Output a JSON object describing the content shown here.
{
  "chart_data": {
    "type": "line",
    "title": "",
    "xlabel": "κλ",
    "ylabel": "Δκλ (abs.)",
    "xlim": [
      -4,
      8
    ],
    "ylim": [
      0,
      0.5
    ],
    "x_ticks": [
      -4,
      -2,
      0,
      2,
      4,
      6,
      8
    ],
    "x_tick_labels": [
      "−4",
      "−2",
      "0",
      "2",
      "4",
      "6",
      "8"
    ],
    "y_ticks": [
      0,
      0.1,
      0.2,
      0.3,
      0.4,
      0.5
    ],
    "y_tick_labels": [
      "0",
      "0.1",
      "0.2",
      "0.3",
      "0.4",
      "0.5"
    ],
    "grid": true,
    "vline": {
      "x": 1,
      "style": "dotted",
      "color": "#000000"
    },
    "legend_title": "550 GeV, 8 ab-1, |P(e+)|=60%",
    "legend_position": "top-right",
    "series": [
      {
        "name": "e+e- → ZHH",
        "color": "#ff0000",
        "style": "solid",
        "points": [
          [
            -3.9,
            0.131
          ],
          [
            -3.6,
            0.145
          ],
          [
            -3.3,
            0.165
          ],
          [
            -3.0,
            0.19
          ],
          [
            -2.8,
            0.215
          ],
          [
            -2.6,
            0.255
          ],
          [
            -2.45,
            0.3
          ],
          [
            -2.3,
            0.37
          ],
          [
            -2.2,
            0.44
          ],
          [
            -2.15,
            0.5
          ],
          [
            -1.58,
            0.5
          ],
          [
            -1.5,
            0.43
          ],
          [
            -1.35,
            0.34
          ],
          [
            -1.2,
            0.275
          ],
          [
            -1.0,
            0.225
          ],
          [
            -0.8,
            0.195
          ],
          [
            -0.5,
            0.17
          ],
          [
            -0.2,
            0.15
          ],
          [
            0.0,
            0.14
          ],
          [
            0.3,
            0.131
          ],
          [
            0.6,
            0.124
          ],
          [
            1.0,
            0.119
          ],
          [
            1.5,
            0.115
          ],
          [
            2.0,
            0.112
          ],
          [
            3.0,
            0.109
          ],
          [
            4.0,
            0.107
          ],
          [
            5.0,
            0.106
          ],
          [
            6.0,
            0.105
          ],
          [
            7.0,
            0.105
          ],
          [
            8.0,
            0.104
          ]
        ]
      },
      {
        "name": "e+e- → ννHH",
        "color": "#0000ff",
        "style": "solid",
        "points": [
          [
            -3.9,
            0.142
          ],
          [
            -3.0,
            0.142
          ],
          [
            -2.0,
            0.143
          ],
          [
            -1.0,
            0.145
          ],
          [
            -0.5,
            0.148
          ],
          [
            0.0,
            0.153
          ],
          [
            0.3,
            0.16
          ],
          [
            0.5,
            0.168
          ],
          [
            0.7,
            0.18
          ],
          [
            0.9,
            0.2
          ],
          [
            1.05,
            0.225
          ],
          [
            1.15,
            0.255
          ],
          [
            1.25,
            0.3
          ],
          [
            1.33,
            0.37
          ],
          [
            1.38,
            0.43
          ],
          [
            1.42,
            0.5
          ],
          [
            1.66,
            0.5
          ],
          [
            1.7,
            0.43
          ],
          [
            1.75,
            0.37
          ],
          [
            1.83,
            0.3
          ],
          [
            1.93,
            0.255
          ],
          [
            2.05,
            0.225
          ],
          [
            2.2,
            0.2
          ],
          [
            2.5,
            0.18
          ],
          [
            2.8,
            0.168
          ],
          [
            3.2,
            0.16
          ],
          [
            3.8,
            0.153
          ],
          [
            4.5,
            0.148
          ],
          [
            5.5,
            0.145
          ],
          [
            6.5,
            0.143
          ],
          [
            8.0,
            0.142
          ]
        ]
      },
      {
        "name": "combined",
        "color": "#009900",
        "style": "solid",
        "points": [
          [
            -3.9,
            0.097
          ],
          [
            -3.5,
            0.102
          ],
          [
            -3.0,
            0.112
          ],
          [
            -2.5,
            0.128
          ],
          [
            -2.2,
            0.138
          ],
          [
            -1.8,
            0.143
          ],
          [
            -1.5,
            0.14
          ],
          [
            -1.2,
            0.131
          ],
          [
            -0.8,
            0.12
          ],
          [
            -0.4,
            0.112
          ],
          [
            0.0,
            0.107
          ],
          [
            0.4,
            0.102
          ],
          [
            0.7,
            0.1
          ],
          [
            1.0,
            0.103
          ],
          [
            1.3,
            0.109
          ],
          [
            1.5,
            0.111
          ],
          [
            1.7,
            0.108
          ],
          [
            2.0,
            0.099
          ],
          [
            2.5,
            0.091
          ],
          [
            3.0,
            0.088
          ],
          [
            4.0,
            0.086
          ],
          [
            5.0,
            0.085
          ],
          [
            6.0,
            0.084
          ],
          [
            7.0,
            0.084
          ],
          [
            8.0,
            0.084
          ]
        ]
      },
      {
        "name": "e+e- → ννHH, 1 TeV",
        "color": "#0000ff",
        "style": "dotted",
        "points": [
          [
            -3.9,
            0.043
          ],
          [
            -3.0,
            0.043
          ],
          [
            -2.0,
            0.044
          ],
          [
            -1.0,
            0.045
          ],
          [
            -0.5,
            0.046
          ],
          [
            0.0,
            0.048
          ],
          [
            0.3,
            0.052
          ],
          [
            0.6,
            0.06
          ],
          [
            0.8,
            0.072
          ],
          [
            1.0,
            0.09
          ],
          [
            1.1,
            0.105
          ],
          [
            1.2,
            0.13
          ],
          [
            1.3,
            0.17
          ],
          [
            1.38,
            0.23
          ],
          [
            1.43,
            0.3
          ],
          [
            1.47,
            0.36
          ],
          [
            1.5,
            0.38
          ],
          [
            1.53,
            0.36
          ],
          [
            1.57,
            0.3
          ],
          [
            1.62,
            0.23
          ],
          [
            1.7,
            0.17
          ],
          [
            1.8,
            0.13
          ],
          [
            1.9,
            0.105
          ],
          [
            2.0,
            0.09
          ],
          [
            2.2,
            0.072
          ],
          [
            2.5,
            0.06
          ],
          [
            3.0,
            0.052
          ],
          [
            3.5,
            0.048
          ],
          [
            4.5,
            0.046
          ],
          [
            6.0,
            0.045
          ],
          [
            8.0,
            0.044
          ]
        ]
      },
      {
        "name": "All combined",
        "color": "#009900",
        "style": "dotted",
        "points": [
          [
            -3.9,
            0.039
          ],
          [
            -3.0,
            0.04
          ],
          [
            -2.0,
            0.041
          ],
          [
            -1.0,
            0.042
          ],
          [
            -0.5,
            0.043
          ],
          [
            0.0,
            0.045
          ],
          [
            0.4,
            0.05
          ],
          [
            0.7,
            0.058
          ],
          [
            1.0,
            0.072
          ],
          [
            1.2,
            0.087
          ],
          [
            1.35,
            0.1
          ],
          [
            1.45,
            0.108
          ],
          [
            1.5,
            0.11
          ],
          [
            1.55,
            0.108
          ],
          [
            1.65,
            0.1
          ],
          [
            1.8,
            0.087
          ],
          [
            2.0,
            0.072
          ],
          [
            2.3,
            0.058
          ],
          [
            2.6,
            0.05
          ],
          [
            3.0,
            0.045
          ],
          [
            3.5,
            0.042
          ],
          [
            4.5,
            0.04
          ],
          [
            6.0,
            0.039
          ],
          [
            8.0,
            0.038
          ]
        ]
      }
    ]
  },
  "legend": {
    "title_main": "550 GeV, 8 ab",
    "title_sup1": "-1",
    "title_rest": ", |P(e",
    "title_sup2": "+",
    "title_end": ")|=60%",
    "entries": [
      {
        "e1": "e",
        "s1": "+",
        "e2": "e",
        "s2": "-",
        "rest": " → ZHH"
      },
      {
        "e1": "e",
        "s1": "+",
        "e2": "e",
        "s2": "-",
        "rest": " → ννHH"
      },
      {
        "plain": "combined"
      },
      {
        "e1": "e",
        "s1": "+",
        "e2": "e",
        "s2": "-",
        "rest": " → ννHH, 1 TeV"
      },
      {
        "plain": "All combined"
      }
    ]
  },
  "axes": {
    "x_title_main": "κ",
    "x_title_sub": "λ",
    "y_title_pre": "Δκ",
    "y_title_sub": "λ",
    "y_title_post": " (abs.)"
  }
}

* Exercise instructions: What is the number of lines in the data above that include the word "name"? Answer with that number only.

* Response to the task: 5